## Direction
Identify the lines bearing the string "Handwerk" and gather them.

## Data for this task
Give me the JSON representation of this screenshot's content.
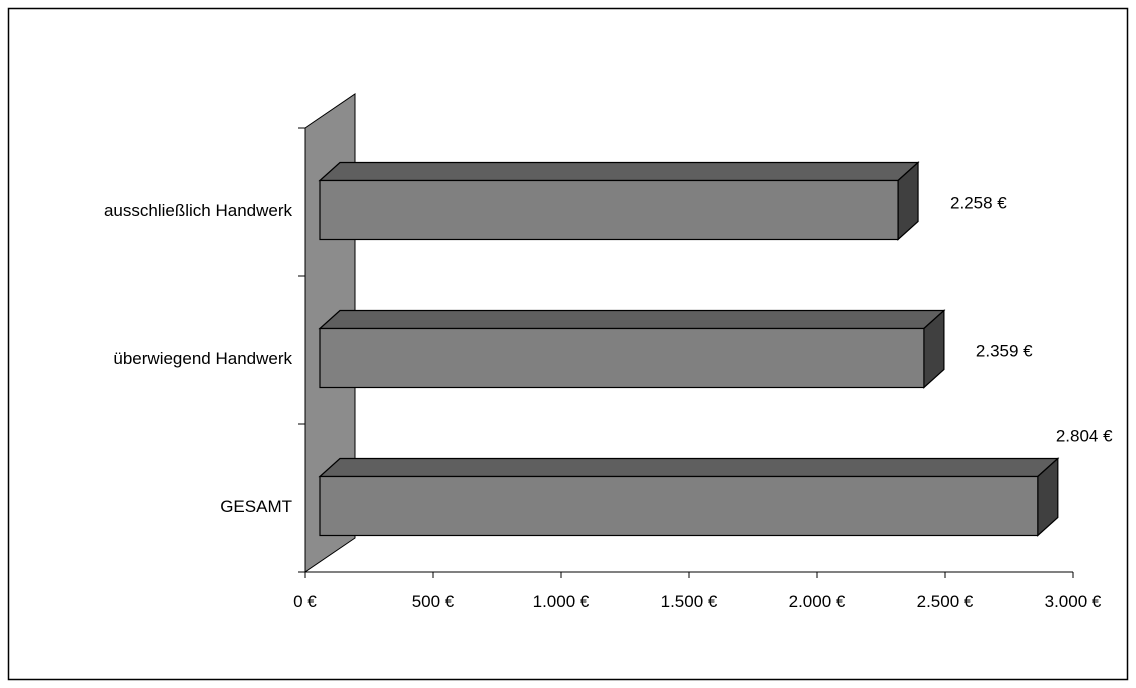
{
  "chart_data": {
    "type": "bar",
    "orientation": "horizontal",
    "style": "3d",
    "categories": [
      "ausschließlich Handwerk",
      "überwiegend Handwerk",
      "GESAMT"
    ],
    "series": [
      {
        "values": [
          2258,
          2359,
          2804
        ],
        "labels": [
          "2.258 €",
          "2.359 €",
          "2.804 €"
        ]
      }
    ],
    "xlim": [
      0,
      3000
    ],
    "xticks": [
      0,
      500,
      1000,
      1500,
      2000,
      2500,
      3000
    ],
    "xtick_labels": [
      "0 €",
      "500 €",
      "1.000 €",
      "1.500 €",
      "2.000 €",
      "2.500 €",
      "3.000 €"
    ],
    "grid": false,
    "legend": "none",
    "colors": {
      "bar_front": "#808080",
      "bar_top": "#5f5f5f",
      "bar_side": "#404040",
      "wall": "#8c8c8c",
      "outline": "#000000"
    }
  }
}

## Written answer
      "ausschließlich Handwerk",
      "überwiegend Handwerk",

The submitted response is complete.